[Dataset records]
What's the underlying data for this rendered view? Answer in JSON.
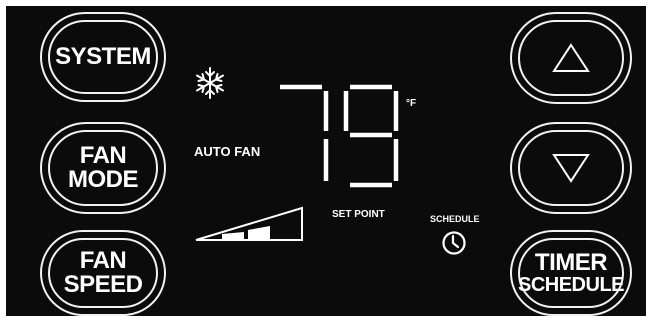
{
  "controls": {
    "system_label": "SYSTEM",
    "fan_mode_line1": "FAN",
    "fan_mode_line2": "MODE",
    "fan_speed_line1": "FAN",
    "fan_speed_line2": "SPEED",
    "timer_line1": "TIMER",
    "timer_line2": "SCHEDULE"
  },
  "display": {
    "mode_icon": "snowflake-icon",
    "fan_status": "AUTO FAN",
    "temperature": "79",
    "unit": "°F",
    "set_point_label": "SET POINT",
    "schedule_label": "SCHEDULE",
    "schedule_icon": "clock-icon",
    "fan_speed_level": "2/3",
    "fan_speed_icon": "fan-speed-bars-icon"
  },
  "arrows": {
    "up_icon": "up-arrow-icon",
    "down_icon": "down-arrow-icon"
  },
  "colors": {
    "panel_background": "#0b0b0b",
    "foreground": "#ffffff"
  }
}
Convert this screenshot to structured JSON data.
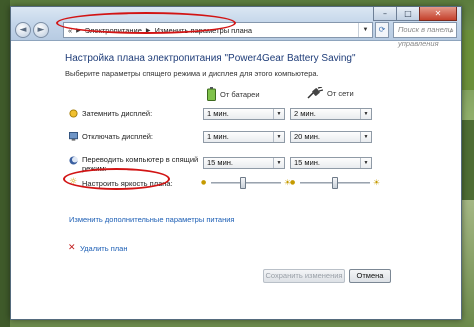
{
  "window": {
    "caption_buttons": {
      "minimize": "–",
      "maximize": "□",
      "close": "✕"
    },
    "nav": {
      "back": "◄",
      "forward": "►"
    },
    "breadcrumb": {
      "root": "«",
      "items": [
        "Электропитание",
        "Изменить параметры плана"
      ]
    },
    "search_placeholder": "Поиск в панели управления"
  },
  "page": {
    "heading": "Настройка плана электропитания \"Power4Gear Battery Saving\"",
    "subtitle": "Выберите параметры спящего режима и дисплея для этого компьютера.",
    "columns": {
      "battery": "От батареи",
      "plugged": "От сети"
    },
    "rows": [
      {
        "label": "Затемнить дисплей:",
        "battery": "1 мин.",
        "plugged": "2 мин."
      },
      {
        "label": "Отключать дисплей:",
        "battery": "1 мин.",
        "plugged": "20 мин."
      },
      {
        "label": "Переводить компьютер в спящий режим:",
        "battery": "15 мин.",
        "plugged": "15 мин."
      }
    ],
    "brightness_label": "Настроить яркость плана:",
    "brightness": {
      "battery": 0.45,
      "plugged": 0.5
    },
    "advanced_link": "Изменить дополнительные параметры питания",
    "delete_link": "Удалить план",
    "save_button": "Сохранить изменения",
    "cancel_button": "Отмена"
  },
  "colors": {
    "highlight": "#d21414",
    "link": "#1d5fb5",
    "heading": "#1e3c78"
  }
}
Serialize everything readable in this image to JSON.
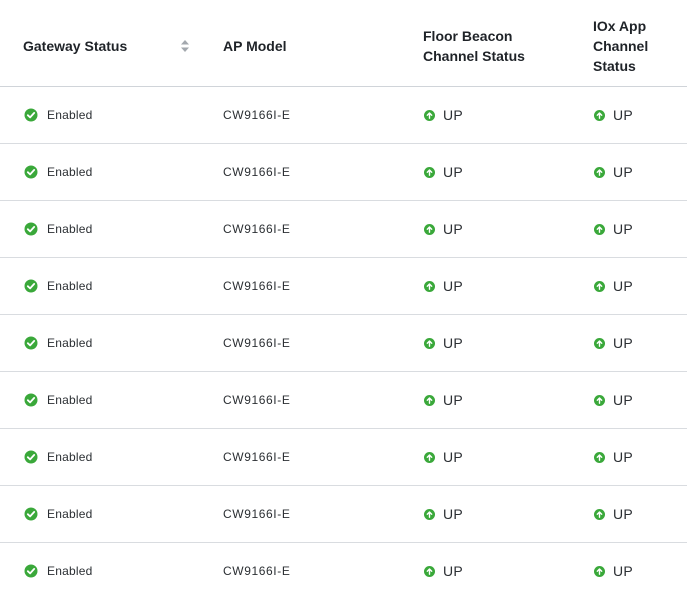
{
  "header": {
    "gateway_status": "Gateway Status",
    "ap_model": "AP Model",
    "floor_beacon_line1": "Floor Beacon",
    "floor_beacon_line2": "Channel Status",
    "iox_line1": "IOx App",
    "iox_line2": "Channel",
    "iox_line3": "Status",
    "sort_icon": "sort-up-down-icon"
  },
  "colors": {
    "status_green": "#3aa83a",
    "divider": "#d9dce0",
    "text": "#2b2f33"
  },
  "rows": [
    {
      "gateway_status": "Enabled",
      "ap_model": "CW9166I-E",
      "floor_beacon": "UP",
      "iox": "UP"
    },
    {
      "gateway_status": "Enabled",
      "ap_model": "CW9166I-E",
      "floor_beacon": "UP",
      "iox": "UP"
    },
    {
      "gateway_status": "Enabled",
      "ap_model": "CW9166I-E",
      "floor_beacon": "UP",
      "iox": "UP"
    },
    {
      "gateway_status": "Enabled",
      "ap_model": "CW9166I-E",
      "floor_beacon": "UP",
      "iox": "UP"
    },
    {
      "gateway_status": "Enabled",
      "ap_model": "CW9166I-E",
      "floor_beacon": "UP",
      "iox": "UP"
    },
    {
      "gateway_status": "Enabled",
      "ap_model": "CW9166I-E",
      "floor_beacon": "UP",
      "iox": "UP"
    },
    {
      "gateway_status": "Enabled",
      "ap_model": "CW9166I-E",
      "floor_beacon": "UP",
      "iox": "UP"
    },
    {
      "gateway_status": "Enabled",
      "ap_model": "CW9166I-E",
      "floor_beacon": "UP",
      "iox": "UP"
    },
    {
      "gateway_status": "Enabled",
      "ap_model": "CW9166I-E",
      "floor_beacon": "UP",
      "iox": "UP"
    }
  ]
}
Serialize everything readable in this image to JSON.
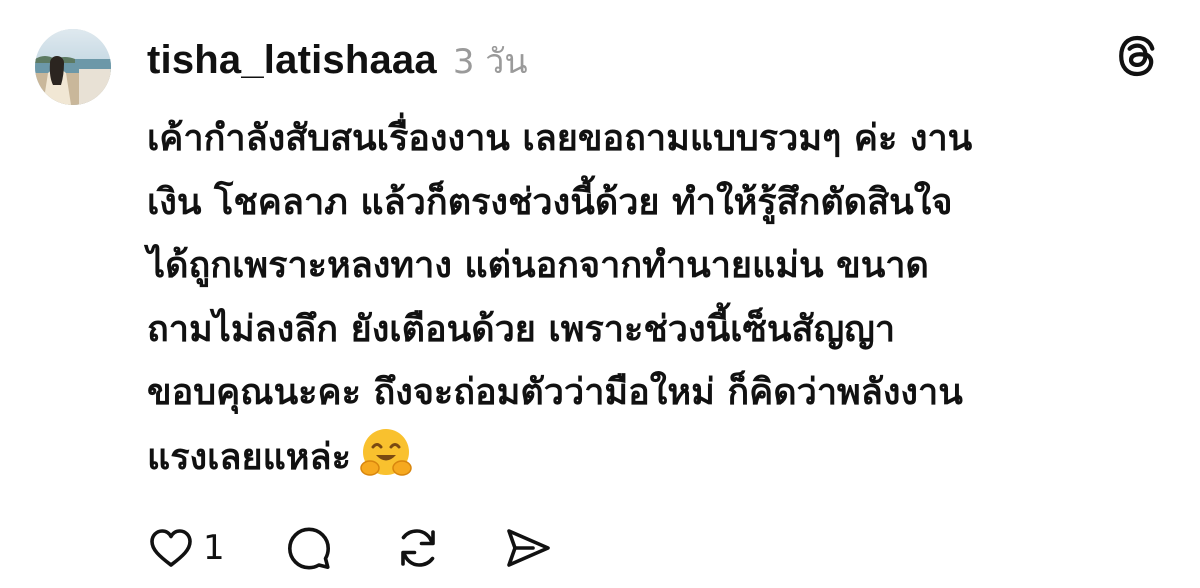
{
  "post": {
    "username": "tisha_latishaaa",
    "time": "3 วัน",
    "body_lines": [
      "เค้ากำลังสับสนเรื่องงาน เลยขอถามแบบรวมๆ ค่ะ งาน",
      "เงิน โชคลาภ แล้วก็ตรงช่วงนี้ด้วย ทำให้รู้สึกตัดสินใจ",
      "ได้ถูกเพราะหลงทาง แต่นอกจากทำนายแม่น ขนาด",
      "ถามไม่ลงลึก ยังเตือนด้วย เพราะช่วงนี้เซ็นสัญญา",
      "ขอบคุณนะคะ ถึงจะถ่อมตัวว่ามือใหม่ ก็คิดว่าพลังงาน",
      "แรงเลยแหล่ะ"
    ],
    "emoji": "hugging-face-emoji",
    "like_count": "1"
  },
  "icons": {
    "logo": "threads-logo-icon",
    "like": "heart-icon",
    "reply": "comment-icon",
    "repost": "repost-icon",
    "share": "send-icon"
  },
  "colors": {
    "text": "#111111",
    "muted": "#9a9a9a",
    "emoji": "#f9c12e"
  }
}
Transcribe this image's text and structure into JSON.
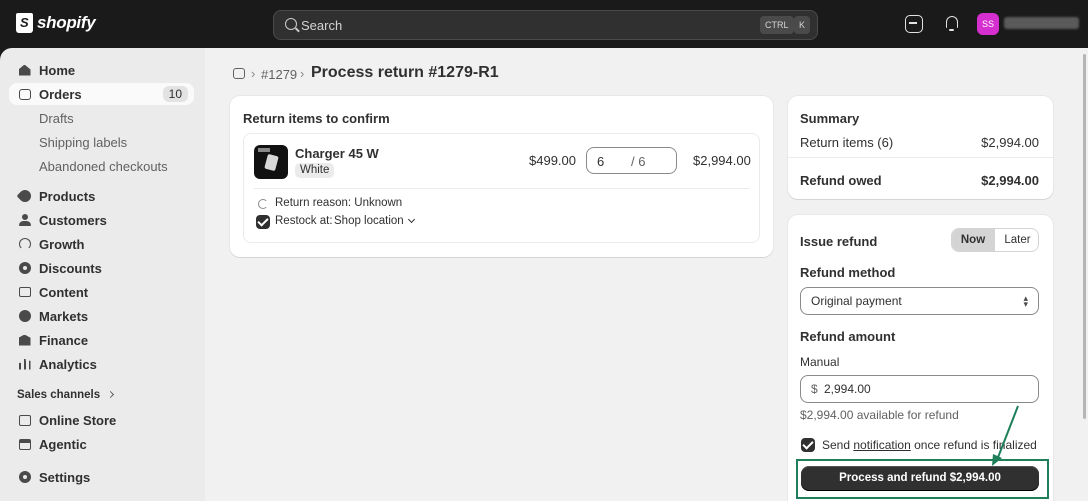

> **Work to be completed**
Copy all the lines of data exactly as they appear, dropping any images.

> **Result of the task**
What's the underlying data for this rendered view? Answer in JSON.
{
  "controls": {
    "system_label": "SYSTEM",
    "fan_mode_line1": "FAN",
    "fan_mode_line2": "MODE",
    "fan_speed_line1": "FAN",
    "fan_speed_line2": "SPEED",
    "timer_line1": "TIMER",
    "timer_line2": "SCHEDULE"
  },
  "display": {
    "mode_icon": "snowflake-icon",
    "fan_status": "AUTO FAN",
    "temperature": "79",
    "unit": "°F",
    "set_point_label": "SET POINT",
    "schedule_label": "SCHEDULE",
    "schedule_icon": "clock-icon",
    "fan_speed_level": "2/3",
    "fan_speed_icon": "fan-speed-bars-icon"
  },
  "arrows": {
    "up_icon": "up-arrow-icon",
    "down_icon": "down-arrow-icon"
  },
  "colors": {
    "panel_background": "#0b0b0b",
    "foreground": "#ffffff"
  }
}
Convert this screenshot to structured JSON data.
{
  "window": {
    "caption_buttons": {
      "minimize": "–",
      "maximize": "□",
      "close": "✕"
    },
    "nav": {
      "back": "◄",
      "forward": "►"
    },
    "breadcrumb": {
      "root": "«",
      "items": [
        "Электропитание",
        "Изменить параметры плана"
      ]
    },
    "search_placeholder": "Поиск в панели управления"
  },
  "page": {
    "heading": "Настройка плана электропитания \"Power4Gear Battery Saving\"",
    "subtitle": "Выберите параметры спящего режима и дисплея для этого компьютера.",
    "columns": {
      "battery": "От батареи",
      "plugged": "От сети"
    },
    "rows": [
      {
        "label": "Затемнить дисплей:",
        "battery": "1 мин.",
        "plugged": "2 мин."
      },
      {
        "label": "Отключать дисплей:",
        "battery": "1 мин.",
        "plugged": "20 мин."
      },
      {
        "label": "Переводить компьютер в спящий режим:",
        "battery": "15 мин.",
        "plugged": "15 мин."
      }
    ],
    "brightness_label": "Настроить яркость плана:",
    "brightness": {
      "battery": 0.45,
      "plugged": 0.5
    },
    "advanced_link": "Изменить дополнительные параметры питания",
    "delete_link": "Удалить план",
    "save_button": "Сохранить изменения",
    "cancel_button": "Отмена"
  },
  "colors": {
    "highlight": "#d21414",
    "link": "#1d5fb5",
    "heading": "#1e3c78"
  }
}
Serialize everything readable in this image to JSON.
{
  "header": {
    "gateway_status": "Gateway Status",
    "ap_model": "AP Model",
    "floor_beacon_line1": "Floor Beacon",
    "floor_beacon_line2": "Channel Status",
    "iox_line1": "IOx App",
    "iox_line2": "Channel",
    "iox_line3": "Status",
    "sort_icon": "sort-up-down-icon"
  },
  "colors": {
    "status_green": "#3aa83a",
    "divider": "#d9dce0",
    "text": "#2b2f33"
  },
  "rows": [
    {
      "gateway_status": "Enabled",
      "ap_model": "CW9166I-E",
      "floor_beacon": "UP",
      "iox": "UP"
    },
    {
      "gateway_status": "Enabled",
      "ap_model": "CW9166I-E",
      "floor_beacon": "UP",
      "iox": "UP"
    },
    {
      "gateway_status": "Enabled",
      "ap_model": "CW9166I-E",
      "floor_beacon": "UP",
      "iox": "UP"
    },
    {
      "gateway_status": "Enabled",
      "ap_model": "CW9166I-E",
      "floor_beacon": "UP",
      "iox": "UP"
    },
    {
      "gateway_status": "Enabled",
      "ap_model": "CW9166I-E",
      "floor_beacon": "UP",
      "iox": "UP"
    },
    {
      "gateway_status": "Enabled",
      "ap_model": "CW9166I-E",
      "floor_beacon": "UP",
      "iox": "UP"
    },
    {
      "gateway_status": "Enabled",
      "ap_model": "CW9166I-E",
      "floor_beacon": "UP",
      "iox": "UP"
    },
    {
      "gateway_status": "Enabled",
      "ap_model": "CW9166I-E",
      "floor_beacon": "UP",
      "iox": "UP"
    },
    {
      "gateway_status": "Enabled",
      "ap_model": "CW9166I-E",
      "floor_beacon": "UP",
      "iox": "UP"
    }
  ]
}
Serialize everything readable in this image to JSON.
{
  "post": {
    "username": "tisha_latishaaa",
    "time": "3 วัน",
    "body_lines": [
      "เค้ากำลังสับสนเรื่องงาน เลยขอถามแบบรวมๆ ค่ะ งาน",
      "เงิน โชคลาภ แล้วก็ตรงช่วงนี้ด้วย ทำให้รู้สึกตัดสินใจ",
      "ได้ถูกเพราะหลงทาง แต่นอกจากทำนายแม่น ขนาด",
      "ถามไม่ลงลึก ยังเตือนด้วย เพราะช่วงนี้เซ็นสัญญา",
      "ขอบคุณนะคะ ถึงจะถ่อมตัวว่ามือใหม่ ก็คิดว่าพลังงาน",
      "แรงเลยแหล่ะ"
    ],
    "emoji": "hugging-face-emoji",
    "like_count": "1"
  },
  "icons": {
    "logo": "threads-logo-icon",
    "like": "heart-icon",
    "reply": "comment-icon",
    "repost": "repost-icon",
    "share": "send-icon"
  },
  "colors": {
    "text": "#111111",
    "muted": "#9a9a9a",
    "emoji": "#f9c12e"
  }
}
Transcribe this image's text and structure into JSON.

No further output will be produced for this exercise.